%%

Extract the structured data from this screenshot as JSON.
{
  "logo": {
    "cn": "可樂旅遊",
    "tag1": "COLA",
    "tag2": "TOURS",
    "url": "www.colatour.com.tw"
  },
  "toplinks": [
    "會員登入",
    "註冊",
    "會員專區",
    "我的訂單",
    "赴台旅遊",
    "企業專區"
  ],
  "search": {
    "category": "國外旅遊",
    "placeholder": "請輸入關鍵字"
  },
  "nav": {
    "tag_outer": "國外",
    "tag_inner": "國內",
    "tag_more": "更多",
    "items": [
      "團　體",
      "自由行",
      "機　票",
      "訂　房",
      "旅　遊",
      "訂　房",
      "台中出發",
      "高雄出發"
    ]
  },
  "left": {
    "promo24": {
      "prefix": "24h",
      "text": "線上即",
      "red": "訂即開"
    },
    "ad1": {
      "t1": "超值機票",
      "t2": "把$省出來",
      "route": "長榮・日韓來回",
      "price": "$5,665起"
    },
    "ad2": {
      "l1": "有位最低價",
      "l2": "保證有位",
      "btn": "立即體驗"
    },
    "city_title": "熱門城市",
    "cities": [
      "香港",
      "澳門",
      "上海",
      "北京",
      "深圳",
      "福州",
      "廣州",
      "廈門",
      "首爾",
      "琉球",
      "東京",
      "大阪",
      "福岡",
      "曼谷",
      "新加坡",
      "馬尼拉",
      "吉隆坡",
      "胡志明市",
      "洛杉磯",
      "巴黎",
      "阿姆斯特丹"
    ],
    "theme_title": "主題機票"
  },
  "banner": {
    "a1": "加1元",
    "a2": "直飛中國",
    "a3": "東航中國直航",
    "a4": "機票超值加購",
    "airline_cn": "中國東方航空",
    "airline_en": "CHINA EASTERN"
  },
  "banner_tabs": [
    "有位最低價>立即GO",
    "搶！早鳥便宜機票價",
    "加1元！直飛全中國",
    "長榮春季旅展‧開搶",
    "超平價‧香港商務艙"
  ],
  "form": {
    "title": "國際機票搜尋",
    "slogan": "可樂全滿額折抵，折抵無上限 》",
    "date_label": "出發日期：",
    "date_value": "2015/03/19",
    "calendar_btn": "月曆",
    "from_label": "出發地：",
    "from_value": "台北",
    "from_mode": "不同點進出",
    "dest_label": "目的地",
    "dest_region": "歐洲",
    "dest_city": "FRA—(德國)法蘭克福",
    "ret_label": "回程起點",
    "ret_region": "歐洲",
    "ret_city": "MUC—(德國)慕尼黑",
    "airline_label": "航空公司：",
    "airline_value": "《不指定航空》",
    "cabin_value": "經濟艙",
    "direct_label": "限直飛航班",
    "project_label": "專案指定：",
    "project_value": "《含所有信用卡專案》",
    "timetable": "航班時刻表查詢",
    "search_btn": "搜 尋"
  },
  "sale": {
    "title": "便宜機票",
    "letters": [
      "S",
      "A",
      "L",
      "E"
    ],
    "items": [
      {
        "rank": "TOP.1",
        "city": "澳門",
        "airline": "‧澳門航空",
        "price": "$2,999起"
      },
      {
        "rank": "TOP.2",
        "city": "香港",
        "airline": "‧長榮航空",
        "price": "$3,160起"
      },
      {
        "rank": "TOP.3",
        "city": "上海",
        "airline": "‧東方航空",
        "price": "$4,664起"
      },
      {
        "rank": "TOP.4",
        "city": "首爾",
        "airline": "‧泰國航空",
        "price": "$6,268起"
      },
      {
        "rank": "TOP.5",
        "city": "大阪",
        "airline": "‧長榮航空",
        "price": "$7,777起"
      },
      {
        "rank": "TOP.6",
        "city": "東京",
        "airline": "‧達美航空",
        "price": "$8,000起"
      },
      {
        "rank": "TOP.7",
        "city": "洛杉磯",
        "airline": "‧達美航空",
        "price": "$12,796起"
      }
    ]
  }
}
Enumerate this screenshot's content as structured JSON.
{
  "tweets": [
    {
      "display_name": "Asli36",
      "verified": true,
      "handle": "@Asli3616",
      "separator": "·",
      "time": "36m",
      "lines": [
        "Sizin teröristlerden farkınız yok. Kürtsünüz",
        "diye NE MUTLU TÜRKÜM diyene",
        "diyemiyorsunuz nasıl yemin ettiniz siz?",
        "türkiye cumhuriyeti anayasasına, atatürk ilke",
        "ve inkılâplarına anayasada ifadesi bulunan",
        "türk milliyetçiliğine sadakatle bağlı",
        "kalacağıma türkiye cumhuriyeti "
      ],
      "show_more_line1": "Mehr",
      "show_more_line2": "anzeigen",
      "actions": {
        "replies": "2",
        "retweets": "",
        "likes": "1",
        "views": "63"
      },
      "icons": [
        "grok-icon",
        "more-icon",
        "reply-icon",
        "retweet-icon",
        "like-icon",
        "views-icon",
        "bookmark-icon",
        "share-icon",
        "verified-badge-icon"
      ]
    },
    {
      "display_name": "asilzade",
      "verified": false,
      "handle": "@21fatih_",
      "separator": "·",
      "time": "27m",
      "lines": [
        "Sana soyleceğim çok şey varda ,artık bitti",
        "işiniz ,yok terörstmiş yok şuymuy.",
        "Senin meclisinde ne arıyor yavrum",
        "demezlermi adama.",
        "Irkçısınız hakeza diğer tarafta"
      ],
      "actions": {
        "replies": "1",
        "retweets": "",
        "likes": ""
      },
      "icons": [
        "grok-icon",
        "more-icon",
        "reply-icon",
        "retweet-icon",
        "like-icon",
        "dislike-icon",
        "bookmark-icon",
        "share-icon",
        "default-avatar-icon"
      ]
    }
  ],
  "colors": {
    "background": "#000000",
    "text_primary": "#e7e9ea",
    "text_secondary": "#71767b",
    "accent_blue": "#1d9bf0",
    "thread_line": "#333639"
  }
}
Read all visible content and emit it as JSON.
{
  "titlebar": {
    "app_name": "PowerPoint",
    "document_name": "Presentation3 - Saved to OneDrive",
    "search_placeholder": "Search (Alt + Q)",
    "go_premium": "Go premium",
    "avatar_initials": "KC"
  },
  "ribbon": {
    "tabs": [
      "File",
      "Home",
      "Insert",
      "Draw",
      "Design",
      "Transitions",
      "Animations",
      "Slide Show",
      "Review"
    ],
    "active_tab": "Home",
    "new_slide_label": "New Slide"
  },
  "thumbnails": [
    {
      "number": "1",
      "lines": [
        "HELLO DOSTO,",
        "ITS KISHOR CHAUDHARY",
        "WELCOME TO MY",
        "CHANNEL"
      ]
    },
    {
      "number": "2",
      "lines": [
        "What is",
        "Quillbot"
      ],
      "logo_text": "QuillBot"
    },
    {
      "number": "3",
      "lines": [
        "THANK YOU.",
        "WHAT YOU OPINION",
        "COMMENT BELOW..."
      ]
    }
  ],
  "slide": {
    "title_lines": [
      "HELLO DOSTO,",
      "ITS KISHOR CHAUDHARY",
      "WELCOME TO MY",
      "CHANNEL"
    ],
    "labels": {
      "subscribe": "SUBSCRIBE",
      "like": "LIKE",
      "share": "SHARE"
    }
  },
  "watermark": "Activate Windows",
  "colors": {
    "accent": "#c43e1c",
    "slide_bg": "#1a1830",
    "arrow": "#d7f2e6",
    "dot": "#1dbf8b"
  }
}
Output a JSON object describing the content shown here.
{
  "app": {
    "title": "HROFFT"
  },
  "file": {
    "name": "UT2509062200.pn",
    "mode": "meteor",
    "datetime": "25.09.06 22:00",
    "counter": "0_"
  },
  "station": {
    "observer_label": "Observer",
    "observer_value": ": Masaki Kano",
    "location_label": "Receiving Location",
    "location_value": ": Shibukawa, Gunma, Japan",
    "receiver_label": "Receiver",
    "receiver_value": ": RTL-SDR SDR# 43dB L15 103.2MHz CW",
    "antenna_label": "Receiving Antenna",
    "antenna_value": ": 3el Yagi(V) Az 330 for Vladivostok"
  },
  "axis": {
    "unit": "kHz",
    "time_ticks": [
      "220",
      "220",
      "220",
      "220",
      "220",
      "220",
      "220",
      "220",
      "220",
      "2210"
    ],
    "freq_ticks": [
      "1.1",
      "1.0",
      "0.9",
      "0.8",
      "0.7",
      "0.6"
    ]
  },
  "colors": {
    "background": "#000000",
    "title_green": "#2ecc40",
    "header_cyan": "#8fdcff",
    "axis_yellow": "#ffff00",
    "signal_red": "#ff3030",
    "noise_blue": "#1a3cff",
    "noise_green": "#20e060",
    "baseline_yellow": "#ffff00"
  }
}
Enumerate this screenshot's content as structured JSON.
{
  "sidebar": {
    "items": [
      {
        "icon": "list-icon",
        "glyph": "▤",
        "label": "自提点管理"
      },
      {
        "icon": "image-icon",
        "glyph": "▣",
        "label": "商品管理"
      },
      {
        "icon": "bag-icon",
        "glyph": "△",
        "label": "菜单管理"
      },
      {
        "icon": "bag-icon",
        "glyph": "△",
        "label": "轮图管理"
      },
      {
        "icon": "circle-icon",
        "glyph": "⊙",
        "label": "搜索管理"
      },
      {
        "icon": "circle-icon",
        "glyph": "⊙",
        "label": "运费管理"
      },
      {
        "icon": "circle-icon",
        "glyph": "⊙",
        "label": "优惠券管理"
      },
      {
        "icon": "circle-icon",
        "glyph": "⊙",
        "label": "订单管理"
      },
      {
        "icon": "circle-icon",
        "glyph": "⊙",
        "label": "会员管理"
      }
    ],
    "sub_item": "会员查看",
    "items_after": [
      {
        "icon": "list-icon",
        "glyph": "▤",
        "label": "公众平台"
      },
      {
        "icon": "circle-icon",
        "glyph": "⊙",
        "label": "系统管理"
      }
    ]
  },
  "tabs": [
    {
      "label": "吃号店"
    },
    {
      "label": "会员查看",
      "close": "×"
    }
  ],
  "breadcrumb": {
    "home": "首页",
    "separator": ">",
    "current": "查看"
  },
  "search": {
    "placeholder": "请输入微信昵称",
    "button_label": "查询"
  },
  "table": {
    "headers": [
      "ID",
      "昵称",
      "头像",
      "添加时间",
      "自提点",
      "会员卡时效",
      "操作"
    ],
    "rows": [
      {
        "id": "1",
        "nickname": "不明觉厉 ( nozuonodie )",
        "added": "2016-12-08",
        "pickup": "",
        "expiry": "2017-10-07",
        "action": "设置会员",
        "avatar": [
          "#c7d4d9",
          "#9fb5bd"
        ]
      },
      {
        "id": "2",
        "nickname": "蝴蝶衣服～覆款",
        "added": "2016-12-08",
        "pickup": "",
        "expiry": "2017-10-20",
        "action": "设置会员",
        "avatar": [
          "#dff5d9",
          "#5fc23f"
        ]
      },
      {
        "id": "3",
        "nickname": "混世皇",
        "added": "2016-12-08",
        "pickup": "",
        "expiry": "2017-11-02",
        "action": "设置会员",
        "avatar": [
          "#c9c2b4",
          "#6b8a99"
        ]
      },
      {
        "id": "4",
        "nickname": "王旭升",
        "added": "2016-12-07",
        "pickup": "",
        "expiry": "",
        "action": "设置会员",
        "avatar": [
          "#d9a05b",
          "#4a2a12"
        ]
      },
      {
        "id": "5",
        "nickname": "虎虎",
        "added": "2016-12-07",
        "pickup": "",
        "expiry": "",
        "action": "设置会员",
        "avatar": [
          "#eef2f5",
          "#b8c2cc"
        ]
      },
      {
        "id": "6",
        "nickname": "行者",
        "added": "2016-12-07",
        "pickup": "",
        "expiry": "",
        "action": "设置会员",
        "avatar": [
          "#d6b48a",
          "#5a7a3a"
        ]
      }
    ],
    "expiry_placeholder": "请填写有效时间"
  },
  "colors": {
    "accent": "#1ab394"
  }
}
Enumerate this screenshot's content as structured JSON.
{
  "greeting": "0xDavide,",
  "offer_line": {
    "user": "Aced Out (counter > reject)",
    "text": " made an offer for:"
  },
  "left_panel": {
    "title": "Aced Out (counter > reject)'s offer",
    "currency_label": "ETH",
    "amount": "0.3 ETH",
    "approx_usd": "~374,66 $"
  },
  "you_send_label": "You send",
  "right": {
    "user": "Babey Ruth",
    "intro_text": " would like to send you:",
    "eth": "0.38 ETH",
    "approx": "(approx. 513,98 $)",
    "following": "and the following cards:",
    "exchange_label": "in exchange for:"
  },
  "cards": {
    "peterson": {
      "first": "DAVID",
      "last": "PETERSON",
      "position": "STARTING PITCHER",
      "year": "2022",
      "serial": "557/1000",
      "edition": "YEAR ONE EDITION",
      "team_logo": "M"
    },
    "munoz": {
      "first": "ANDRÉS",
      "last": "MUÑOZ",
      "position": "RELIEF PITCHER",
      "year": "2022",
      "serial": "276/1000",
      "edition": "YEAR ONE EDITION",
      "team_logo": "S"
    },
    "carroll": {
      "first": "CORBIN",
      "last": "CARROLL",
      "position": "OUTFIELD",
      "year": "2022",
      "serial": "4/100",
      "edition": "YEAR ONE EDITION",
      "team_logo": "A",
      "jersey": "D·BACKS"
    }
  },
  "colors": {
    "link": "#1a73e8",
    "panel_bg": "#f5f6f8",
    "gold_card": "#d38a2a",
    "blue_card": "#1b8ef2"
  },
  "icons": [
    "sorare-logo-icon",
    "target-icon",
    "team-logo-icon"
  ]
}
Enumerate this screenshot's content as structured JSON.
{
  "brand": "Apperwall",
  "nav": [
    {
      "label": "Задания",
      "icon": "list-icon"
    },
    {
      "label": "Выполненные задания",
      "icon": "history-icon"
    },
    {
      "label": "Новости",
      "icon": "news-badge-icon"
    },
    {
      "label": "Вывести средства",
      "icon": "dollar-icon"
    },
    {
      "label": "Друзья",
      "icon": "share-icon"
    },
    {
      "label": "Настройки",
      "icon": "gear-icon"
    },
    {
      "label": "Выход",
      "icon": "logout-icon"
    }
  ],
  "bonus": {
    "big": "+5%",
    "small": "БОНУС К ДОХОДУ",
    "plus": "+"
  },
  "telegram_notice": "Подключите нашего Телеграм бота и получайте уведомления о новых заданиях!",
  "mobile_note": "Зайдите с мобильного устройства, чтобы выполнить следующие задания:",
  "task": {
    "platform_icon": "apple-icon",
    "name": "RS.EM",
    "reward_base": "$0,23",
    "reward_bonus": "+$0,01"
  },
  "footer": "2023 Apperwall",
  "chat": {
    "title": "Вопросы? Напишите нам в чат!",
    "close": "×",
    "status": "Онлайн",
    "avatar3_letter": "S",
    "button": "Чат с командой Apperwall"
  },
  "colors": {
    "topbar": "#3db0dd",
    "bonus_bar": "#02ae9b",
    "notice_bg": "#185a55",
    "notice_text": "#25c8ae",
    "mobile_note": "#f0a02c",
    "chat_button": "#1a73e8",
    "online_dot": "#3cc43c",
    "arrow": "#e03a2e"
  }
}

%%

* [REQUIRED TASK] Check each line above for the string "rank", then copy the ones that have it.

* [SOLUTION FOR THIS EXERCISE]
        "rank": "TOP.1",
        "rank": "TOP.2",
        "rank": "TOP.3",
        "rank": "TOP.4",
        "rank": "TOP.5",
        "rank": "TOP.6",
        "rank": "TOP.7",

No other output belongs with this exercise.